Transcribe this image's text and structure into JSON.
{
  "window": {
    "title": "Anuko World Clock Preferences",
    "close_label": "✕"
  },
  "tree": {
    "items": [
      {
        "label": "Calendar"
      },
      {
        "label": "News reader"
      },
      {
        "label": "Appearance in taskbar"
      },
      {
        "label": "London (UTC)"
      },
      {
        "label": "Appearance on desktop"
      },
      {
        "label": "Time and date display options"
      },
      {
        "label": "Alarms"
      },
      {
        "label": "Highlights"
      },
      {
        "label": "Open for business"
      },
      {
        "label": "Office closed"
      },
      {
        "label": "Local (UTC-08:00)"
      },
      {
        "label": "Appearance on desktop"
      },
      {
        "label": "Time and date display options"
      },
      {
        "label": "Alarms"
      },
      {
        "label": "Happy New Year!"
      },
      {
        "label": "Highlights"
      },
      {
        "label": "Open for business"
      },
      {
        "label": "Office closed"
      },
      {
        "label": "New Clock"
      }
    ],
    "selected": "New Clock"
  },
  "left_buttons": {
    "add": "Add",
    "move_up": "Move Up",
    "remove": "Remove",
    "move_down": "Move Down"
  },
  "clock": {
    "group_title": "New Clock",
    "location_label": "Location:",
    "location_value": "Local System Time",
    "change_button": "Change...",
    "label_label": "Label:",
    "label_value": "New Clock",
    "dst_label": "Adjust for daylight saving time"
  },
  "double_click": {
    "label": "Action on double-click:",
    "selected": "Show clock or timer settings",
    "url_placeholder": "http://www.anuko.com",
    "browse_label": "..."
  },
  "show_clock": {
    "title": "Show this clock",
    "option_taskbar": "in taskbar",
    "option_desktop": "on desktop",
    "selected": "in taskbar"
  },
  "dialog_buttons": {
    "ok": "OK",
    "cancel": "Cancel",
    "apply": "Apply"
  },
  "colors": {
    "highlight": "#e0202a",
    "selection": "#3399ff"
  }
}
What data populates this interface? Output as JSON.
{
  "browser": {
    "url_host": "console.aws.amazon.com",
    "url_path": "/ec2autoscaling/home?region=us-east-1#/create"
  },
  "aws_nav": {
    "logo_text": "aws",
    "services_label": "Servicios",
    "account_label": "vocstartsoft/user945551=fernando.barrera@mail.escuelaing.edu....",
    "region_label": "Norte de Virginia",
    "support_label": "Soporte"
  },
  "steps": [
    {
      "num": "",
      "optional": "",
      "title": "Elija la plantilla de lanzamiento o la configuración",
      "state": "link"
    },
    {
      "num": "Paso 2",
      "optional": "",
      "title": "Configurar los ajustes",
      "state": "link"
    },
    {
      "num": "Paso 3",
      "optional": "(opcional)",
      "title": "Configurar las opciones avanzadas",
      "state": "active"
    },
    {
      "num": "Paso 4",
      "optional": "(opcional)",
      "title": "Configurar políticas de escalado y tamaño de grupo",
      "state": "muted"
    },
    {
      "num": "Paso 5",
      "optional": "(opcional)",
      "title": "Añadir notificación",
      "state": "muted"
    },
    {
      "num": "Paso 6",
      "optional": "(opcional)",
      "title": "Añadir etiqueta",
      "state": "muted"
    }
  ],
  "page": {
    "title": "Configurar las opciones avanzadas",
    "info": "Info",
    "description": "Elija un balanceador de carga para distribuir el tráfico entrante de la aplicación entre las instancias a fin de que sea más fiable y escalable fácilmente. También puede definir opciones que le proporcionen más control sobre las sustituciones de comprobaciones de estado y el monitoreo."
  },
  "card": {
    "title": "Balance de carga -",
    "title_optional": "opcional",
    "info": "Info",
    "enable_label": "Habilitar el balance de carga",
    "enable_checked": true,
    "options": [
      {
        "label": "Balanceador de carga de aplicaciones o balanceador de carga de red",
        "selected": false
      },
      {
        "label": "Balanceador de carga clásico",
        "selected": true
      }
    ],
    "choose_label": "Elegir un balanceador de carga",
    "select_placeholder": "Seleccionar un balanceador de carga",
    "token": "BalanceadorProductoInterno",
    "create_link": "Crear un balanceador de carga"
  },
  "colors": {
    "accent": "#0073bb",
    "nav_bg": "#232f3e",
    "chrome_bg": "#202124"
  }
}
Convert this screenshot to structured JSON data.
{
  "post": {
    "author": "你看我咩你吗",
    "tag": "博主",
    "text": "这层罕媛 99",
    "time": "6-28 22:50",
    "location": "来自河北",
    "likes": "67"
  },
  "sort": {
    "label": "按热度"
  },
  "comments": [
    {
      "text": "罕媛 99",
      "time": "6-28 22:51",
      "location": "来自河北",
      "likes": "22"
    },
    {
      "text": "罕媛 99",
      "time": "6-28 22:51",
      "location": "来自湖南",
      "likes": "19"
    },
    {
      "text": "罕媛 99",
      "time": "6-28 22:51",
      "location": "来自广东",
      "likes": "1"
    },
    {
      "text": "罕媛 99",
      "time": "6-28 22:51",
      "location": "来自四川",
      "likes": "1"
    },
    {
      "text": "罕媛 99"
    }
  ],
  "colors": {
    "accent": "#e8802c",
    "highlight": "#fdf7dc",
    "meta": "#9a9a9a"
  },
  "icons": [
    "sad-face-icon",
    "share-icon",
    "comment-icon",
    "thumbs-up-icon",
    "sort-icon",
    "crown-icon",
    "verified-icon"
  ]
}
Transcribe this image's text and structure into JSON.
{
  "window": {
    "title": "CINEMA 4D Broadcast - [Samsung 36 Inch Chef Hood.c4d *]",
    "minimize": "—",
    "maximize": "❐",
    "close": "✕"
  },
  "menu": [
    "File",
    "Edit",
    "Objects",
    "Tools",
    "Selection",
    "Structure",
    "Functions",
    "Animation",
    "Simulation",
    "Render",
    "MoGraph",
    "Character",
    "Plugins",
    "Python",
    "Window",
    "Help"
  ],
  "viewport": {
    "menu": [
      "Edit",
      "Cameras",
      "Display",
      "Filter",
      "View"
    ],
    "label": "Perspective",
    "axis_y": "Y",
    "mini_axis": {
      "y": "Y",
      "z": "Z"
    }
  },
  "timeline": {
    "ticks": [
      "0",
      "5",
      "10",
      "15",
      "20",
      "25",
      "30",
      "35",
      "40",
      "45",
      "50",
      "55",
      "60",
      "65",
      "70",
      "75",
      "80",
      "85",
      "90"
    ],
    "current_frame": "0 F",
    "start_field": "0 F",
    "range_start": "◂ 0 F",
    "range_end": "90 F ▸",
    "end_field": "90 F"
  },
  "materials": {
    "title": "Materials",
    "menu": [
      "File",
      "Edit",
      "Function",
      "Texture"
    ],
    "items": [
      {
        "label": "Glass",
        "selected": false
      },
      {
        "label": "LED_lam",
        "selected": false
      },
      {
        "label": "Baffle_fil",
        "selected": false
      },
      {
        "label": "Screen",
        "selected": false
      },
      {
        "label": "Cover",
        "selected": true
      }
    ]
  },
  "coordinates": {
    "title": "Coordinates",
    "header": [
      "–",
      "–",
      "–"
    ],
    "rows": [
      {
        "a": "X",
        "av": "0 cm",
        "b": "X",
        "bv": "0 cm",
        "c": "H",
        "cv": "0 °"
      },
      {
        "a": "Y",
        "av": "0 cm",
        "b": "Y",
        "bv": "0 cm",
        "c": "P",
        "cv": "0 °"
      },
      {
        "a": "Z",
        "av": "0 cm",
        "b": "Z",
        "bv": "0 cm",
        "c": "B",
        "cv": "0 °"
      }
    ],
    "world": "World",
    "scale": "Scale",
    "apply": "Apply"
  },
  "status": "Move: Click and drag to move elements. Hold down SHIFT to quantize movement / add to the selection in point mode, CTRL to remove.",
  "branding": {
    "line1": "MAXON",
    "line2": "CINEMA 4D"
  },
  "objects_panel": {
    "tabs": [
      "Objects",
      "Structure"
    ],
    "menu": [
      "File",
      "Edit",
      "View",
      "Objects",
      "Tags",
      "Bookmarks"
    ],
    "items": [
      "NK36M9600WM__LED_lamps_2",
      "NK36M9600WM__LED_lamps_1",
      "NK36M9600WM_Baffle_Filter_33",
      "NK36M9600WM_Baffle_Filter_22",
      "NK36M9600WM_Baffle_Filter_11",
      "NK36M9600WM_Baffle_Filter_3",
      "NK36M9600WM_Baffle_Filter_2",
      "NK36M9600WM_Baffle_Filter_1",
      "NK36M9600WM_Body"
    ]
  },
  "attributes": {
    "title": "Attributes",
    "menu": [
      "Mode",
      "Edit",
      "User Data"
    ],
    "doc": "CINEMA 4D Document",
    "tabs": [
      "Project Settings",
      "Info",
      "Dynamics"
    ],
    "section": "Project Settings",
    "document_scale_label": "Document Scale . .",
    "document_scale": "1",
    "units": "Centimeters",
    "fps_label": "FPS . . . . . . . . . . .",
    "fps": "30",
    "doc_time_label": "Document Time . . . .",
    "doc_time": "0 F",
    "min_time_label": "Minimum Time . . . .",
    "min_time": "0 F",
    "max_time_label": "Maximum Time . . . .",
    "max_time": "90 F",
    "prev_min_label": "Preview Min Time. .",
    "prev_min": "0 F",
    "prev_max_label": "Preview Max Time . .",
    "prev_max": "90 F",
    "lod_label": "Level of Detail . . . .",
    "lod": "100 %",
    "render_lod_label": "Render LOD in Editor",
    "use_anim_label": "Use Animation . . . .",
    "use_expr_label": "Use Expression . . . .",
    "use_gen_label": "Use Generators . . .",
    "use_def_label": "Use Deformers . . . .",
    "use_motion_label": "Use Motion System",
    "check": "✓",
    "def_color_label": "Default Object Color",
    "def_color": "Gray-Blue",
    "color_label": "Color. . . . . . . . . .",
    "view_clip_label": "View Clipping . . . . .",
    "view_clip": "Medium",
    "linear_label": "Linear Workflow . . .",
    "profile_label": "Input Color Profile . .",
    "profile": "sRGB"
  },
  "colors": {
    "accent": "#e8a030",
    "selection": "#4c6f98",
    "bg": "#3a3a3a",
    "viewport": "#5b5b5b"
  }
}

- **WHAT TO DO**:
Read the entries and show each line that mentions "JSON".

- **EXERCISE SOLUTION**:
Transcribe this image's text and structure into JSON.
What data populates this interface? Output as JSON.
Convert this screenshot to structured JSON data.
Transcribe this image's text and structure into JSON.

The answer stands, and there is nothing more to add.